╭─ PROVIDED RECORDS

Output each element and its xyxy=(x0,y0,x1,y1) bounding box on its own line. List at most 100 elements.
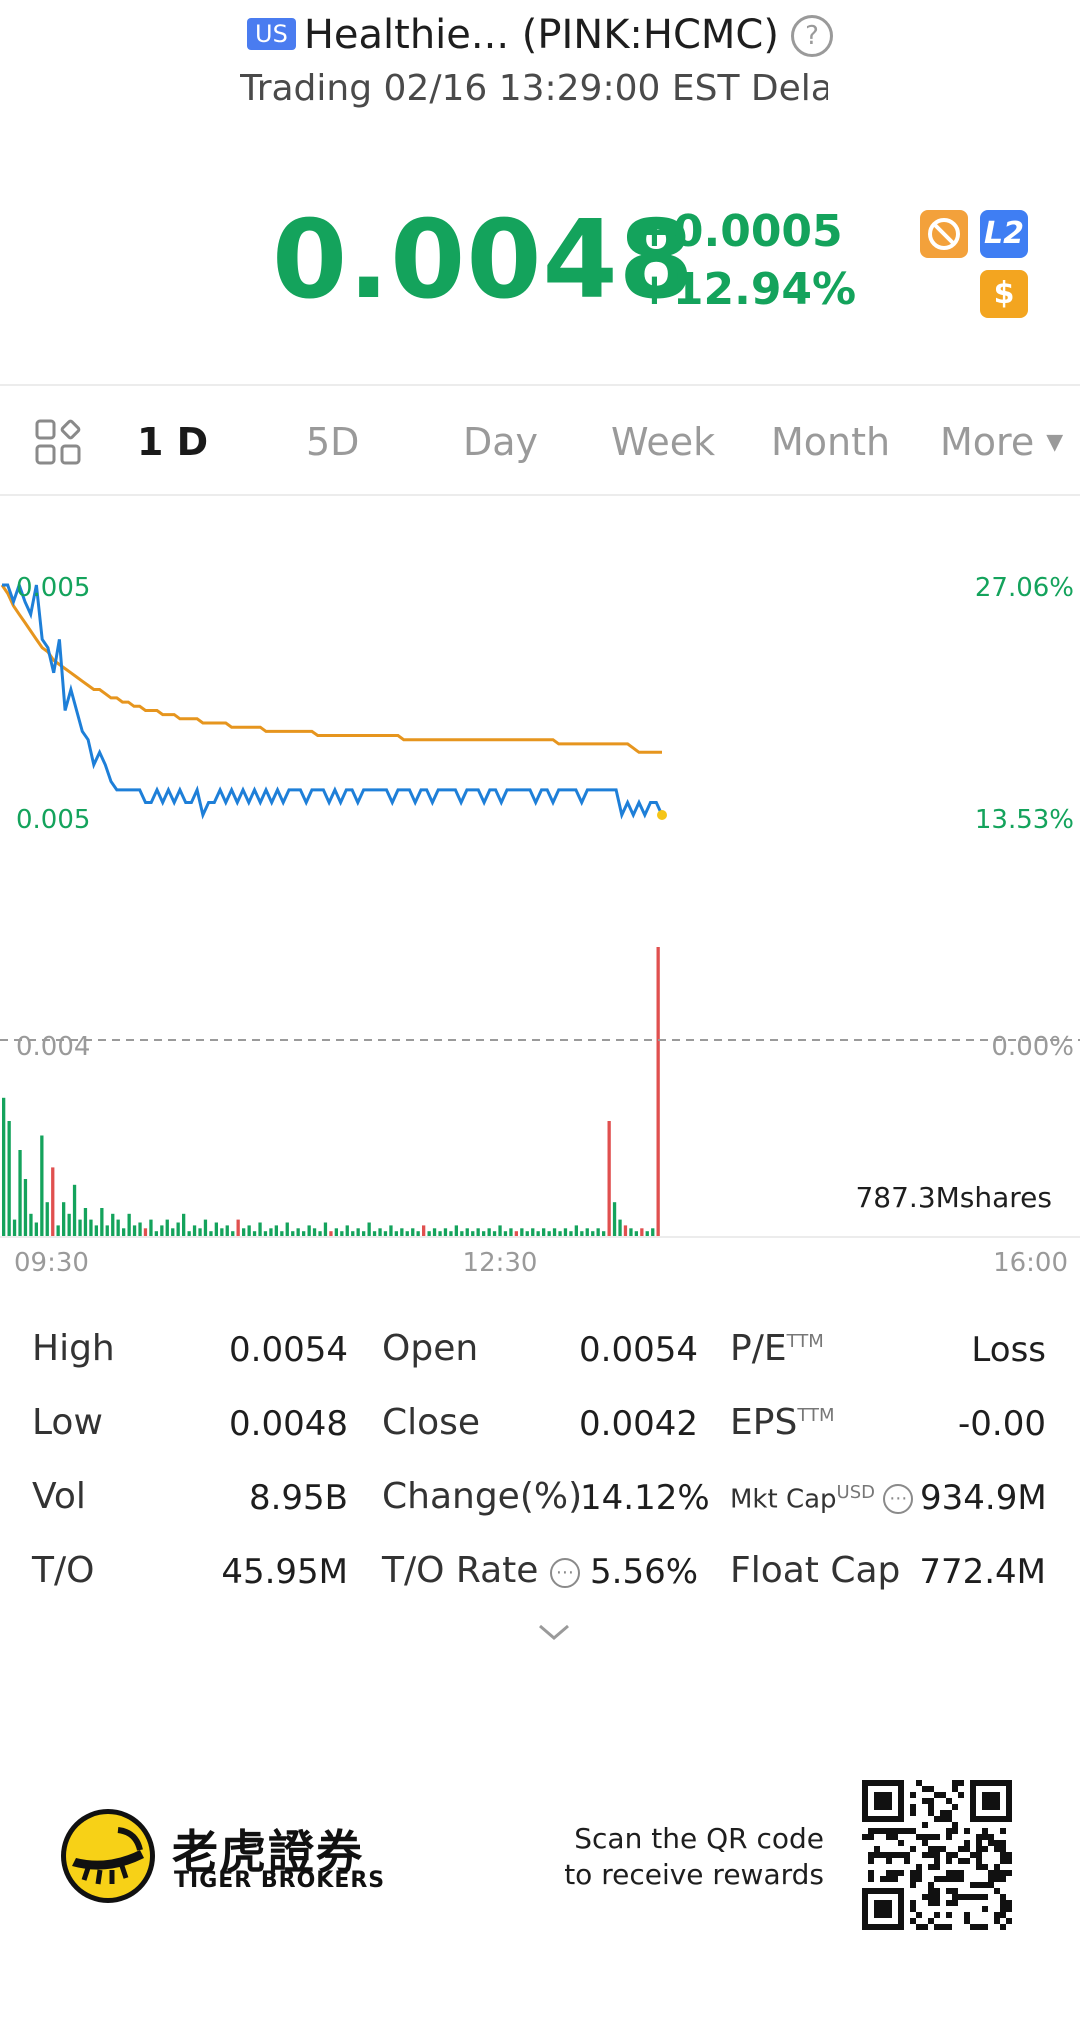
qr-module xyxy=(880,1852,886,1858)
qr-module xyxy=(898,1828,904,1834)
volume-bar xyxy=(492,1231,497,1237)
expand-chevron-icon[interactable] xyxy=(536,1620,572,1644)
qr-module xyxy=(946,1900,952,1906)
qr-module xyxy=(1000,1912,1006,1918)
qr-module xyxy=(928,1864,934,1870)
volume-bar xyxy=(111,1213,115,1237)
qr-module xyxy=(994,1870,1000,1876)
qr-module xyxy=(934,1858,940,1864)
volume-bar xyxy=(607,1121,611,1237)
price-change: +0.0005 xyxy=(636,206,843,257)
level2-icon[interactable]: L2 xyxy=(980,210,1028,258)
qr-module xyxy=(1000,1924,1006,1930)
volume-bar xyxy=(280,1231,284,1237)
volume-bar xyxy=(482,1231,486,1237)
to-rate-info-icon[interactable]: ⋯ xyxy=(549,1558,580,1588)
volume-bar xyxy=(400,1228,404,1237)
volume-bar xyxy=(378,1228,382,1237)
volume-bar xyxy=(569,1231,573,1237)
qr-module xyxy=(940,1810,946,1816)
qr-finder xyxy=(874,1792,892,1810)
qr-module xyxy=(916,1924,922,1930)
tab-week[interactable]: Week xyxy=(611,420,716,464)
price-change-percent: +12.94% xyxy=(636,264,857,315)
tab-month[interactable]: Month xyxy=(771,420,891,464)
volume-bar xyxy=(29,1213,33,1237)
qr-module xyxy=(910,1810,916,1816)
qr-module xyxy=(994,1846,1000,1852)
qr-module xyxy=(952,1894,958,1900)
qr-module xyxy=(940,1816,946,1822)
tab-5d[interactable]: 5D xyxy=(306,420,360,464)
left-tick-mid: 0.005 xyxy=(16,805,90,835)
eps-label-text: EPS xyxy=(730,1402,798,1443)
volume-bar xyxy=(94,1225,98,1237)
volume-bar xyxy=(362,1231,366,1237)
qr-module xyxy=(916,1870,922,1876)
float-cap-value: 772.4M xyxy=(919,1552,1046,1592)
qr-module xyxy=(922,1894,928,1900)
qr-module xyxy=(916,1834,922,1840)
qr-module xyxy=(892,1852,898,1858)
qr-module xyxy=(922,1834,928,1840)
qr-module xyxy=(1000,1876,1006,1882)
volume-bar xyxy=(182,1213,186,1237)
tab-more[interactable]: More ▼ xyxy=(940,420,1063,464)
no-short-icon[interactable] xyxy=(920,210,968,258)
volume-bar xyxy=(454,1225,458,1237)
volume-bar xyxy=(2,1097,6,1237)
qr-module xyxy=(934,1876,940,1882)
tab-1d[interactable]: 1 D xyxy=(137,420,209,464)
volume-bar xyxy=(269,1228,273,1237)
tab-day[interactable]: Day xyxy=(463,420,539,464)
qr-module xyxy=(886,1876,892,1882)
volume-bar xyxy=(351,1231,355,1237)
volume-bar xyxy=(40,1135,44,1237)
qr-module xyxy=(1000,1846,1006,1852)
volume-bar xyxy=(220,1228,224,1237)
volume-bar xyxy=(45,1202,49,1237)
x-tick-open: 09:30 xyxy=(14,1248,89,1278)
qr-module xyxy=(916,1912,922,1918)
qr-module xyxy=(946,1888,952,1894)
right-tick-mid: 13.53% xyxy=(975,805,1074,835)
volume-bar xyxy=(192,1225,197,1237)
qr-module xyxy=(898,1852,904,1858)
qr-module xyxy=(934,1846,940,1852)
chart-layout-icon[interactable] xyxy=(34,418,82,466)
volume-bar xyxy=(602,1231,606,1237)
qr-module xyxy=(928,1918,934,1924)
volume-bar xyxy=(651,1228,655,1237)
qr-module xyxy=(952,1888,958,1894)
qr-module xyxy=(928,1804,934,1810)
qr-module xyxy=(946,1852,952,1858)
qr-module xyxy=(916,1780,922,1786)
qr-module xyxy=(1000,1840,1006,1846)
qr-module xyxy=(868,1858,874,1864)
trading-status: Trading 02/16 13:29:00 EST Delay xyxy=(240,68,828,109)
qr-module xyxy=(976,1834,982,1840)
volume-bar xyxy=(574,1225,578,1237)
qr-module xyxy=(880,1828,886,1834)
qr-module xyxy=(958,1858,964,1864)
last-price: 0.0048 xyxy=(272,198,695,323)
qr-module xyxy=(922,1822,928,1828)
dollar-icon[interactable]: $ xyxy=(980,270,1028,318)
qr-module xyxy=(1000,1906,1006,1912)
volume-bar xyxy=(656,947,660,1237)
qr-module xyxy=(976,1840,982,1846)
qr-module xyxy=(946,1798,952,1804)
qr-module xyxy=(994,1876,1000,1882)
qr-module xyxy=(994,1864,1000,1870)
intraday-chart[interactable]: 0.005 0.005 0.004 27.06% 13.53% 0.00% 78… xyxy=(0,495,1080,1315)
help-icon[interactable]: ? xyxy=(790,15,833,57)
volume-bar xyxy=(323,1222,328,1237)
change-value: 14.12% xyxy=(580,1478,710,1518)
qr-module xyxy=(952,1876,958,1882)
volume-bar xyxy=(460,1231,464,1237)
volume-bar xyxy=(252,1231,257,1237)
qr-module xyxy=(934,1888,940,1894)
mkt-cap-info-icon[interactable]: ⋯ xyxy=(883,1483,914,1514)
qr-module xyxy=(940,1792,946,1798)
qr-module xyxy=(922,1786,928,1792)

╰─

• _WHAT TO PRODUCE_
Pull out every line of the data above that contains the string "price". Treat uppercase and lowercase letters as distinct.

• _WRITTEN SOLUTION_
price-change: +0.0005 xyxy=(636,206,843,257)
price-change-percent: +12.94% xyxy=(636,264,857,315)
last-price: 0.0048 xyxy=(272,198,695,323)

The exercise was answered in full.